**WHAT THE TASK REQUIRES:** List each line of the data in which the string "every" appears.

Raw records
▼
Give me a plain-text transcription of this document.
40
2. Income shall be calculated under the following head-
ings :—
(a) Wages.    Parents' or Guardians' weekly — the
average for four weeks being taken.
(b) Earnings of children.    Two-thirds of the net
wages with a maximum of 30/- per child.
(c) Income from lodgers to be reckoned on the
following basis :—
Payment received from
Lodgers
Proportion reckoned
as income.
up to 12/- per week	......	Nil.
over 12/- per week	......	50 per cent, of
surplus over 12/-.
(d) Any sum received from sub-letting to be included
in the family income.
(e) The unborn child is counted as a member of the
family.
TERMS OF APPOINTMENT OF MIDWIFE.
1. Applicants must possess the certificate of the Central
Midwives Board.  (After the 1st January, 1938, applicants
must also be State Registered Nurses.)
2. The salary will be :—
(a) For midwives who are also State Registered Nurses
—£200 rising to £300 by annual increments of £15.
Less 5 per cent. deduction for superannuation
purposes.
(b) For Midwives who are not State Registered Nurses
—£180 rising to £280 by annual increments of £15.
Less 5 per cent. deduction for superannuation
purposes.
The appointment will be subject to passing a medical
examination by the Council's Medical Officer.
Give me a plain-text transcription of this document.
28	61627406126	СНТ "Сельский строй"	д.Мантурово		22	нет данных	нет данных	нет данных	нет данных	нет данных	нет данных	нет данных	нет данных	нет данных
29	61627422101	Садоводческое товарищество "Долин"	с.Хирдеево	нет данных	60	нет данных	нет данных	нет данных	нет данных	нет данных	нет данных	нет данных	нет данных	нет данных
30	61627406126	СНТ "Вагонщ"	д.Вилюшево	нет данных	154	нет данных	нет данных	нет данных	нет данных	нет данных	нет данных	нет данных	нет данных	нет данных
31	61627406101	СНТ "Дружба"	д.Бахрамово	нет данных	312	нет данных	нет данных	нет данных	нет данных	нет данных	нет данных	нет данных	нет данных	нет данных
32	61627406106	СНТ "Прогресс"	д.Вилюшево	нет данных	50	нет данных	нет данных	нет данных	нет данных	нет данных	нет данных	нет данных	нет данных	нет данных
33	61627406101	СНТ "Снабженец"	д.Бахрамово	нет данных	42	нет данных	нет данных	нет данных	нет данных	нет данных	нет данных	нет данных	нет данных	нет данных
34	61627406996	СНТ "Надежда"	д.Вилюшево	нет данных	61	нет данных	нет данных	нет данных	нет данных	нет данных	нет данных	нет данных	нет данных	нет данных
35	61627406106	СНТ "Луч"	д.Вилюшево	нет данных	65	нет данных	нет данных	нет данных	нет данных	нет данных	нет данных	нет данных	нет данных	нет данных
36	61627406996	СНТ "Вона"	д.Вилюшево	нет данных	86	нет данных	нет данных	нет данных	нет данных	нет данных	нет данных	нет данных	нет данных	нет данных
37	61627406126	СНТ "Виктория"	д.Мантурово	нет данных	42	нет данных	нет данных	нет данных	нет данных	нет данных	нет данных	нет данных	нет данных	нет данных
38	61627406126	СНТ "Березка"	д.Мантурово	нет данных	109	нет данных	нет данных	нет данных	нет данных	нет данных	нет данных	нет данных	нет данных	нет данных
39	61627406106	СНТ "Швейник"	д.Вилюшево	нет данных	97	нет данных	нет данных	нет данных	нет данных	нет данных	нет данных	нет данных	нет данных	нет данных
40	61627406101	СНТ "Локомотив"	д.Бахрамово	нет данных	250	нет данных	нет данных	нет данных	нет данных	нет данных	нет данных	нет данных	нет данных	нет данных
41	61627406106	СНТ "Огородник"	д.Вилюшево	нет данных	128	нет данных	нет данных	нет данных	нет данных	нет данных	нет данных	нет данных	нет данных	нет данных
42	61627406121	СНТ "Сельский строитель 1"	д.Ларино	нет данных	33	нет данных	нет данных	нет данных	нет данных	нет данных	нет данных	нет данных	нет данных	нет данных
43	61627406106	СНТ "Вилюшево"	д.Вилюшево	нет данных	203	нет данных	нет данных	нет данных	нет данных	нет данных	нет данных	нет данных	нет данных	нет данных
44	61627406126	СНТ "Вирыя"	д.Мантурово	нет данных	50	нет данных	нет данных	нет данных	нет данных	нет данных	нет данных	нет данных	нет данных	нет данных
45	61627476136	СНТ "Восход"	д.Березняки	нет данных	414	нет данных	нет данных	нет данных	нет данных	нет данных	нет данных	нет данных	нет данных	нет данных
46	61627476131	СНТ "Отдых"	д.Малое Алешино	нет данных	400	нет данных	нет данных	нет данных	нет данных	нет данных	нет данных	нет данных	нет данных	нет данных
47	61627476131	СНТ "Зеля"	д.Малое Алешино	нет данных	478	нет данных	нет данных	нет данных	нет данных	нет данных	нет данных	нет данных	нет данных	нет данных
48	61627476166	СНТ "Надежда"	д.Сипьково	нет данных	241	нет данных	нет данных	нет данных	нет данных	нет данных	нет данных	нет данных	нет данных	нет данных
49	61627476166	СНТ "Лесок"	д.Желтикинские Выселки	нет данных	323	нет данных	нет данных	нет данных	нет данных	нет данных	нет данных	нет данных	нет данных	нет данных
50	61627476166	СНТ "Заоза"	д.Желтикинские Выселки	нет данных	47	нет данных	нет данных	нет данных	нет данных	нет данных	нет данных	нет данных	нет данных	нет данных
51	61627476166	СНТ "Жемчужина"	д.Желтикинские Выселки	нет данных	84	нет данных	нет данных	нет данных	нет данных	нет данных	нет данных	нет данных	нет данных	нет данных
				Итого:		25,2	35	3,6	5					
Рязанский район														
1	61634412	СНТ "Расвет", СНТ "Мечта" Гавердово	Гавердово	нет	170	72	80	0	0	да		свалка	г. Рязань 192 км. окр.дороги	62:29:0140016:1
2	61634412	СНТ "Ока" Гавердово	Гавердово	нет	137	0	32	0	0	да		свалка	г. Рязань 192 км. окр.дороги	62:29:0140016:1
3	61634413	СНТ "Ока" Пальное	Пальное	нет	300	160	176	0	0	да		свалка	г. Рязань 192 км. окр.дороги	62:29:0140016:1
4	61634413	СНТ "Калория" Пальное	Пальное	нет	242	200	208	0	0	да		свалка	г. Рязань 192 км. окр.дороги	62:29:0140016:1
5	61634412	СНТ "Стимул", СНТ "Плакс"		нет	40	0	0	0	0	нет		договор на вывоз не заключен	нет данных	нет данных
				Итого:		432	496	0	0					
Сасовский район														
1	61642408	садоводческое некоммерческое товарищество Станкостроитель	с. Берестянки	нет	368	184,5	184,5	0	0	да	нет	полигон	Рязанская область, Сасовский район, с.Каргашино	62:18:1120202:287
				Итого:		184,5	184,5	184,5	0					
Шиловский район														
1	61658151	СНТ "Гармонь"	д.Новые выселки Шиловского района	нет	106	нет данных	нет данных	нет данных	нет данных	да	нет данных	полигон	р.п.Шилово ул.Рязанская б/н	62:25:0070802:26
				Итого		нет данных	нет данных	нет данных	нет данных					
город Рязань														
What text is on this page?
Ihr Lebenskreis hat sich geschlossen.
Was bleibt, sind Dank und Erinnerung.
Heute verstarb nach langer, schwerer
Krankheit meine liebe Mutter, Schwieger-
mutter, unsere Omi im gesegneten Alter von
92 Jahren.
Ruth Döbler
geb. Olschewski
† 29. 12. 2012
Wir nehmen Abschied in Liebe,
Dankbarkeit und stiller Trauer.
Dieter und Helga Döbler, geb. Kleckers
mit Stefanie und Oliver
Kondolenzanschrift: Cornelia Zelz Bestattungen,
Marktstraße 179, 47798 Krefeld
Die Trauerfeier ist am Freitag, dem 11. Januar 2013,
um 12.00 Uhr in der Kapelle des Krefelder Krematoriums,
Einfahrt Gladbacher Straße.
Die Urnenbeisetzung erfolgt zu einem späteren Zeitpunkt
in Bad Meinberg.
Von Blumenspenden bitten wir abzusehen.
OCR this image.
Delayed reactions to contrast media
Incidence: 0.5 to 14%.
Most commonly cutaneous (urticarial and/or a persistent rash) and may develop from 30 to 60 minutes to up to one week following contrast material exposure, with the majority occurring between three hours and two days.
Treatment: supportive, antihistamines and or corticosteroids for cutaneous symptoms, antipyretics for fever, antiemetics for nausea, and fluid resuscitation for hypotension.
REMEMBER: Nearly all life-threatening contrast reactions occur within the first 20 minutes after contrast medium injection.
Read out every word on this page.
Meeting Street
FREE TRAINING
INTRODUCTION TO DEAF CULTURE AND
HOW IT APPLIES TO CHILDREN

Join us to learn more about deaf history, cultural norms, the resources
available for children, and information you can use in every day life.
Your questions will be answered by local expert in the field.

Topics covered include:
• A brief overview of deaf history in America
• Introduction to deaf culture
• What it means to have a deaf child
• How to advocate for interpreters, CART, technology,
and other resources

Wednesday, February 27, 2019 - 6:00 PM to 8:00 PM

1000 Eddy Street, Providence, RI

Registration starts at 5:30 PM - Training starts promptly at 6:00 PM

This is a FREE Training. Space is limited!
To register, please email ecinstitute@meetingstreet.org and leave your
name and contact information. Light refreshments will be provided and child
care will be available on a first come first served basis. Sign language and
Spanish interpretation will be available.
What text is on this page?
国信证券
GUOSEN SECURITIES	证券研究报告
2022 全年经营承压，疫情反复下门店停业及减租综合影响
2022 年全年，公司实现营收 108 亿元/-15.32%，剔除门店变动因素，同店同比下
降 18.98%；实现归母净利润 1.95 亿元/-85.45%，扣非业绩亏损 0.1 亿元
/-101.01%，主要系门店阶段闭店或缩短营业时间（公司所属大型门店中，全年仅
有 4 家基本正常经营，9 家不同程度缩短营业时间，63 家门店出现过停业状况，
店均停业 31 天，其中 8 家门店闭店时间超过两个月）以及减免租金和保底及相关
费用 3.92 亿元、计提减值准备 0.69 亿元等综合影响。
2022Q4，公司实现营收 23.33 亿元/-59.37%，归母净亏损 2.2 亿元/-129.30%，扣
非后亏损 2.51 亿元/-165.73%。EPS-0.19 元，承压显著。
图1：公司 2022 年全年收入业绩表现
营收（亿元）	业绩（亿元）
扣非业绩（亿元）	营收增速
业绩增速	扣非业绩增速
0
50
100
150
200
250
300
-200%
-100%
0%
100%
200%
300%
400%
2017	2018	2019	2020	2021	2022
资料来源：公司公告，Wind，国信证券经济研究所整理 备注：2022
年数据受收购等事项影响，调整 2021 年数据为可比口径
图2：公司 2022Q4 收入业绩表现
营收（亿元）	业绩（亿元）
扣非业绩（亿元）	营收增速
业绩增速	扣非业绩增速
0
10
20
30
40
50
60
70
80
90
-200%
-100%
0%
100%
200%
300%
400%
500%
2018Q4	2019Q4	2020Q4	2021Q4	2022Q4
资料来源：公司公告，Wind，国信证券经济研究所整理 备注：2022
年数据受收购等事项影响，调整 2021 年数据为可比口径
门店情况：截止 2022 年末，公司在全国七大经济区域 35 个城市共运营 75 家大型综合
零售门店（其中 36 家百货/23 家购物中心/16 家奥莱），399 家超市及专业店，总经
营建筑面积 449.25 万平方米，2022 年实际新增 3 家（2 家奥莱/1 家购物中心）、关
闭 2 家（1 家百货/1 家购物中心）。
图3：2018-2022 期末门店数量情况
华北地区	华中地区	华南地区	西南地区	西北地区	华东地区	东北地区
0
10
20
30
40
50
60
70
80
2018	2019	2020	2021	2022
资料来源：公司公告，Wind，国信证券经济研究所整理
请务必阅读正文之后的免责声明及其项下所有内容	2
▲
**SOLUTION BELOW:**
Read out every word on this page.
available for children, and information you can use in every day life.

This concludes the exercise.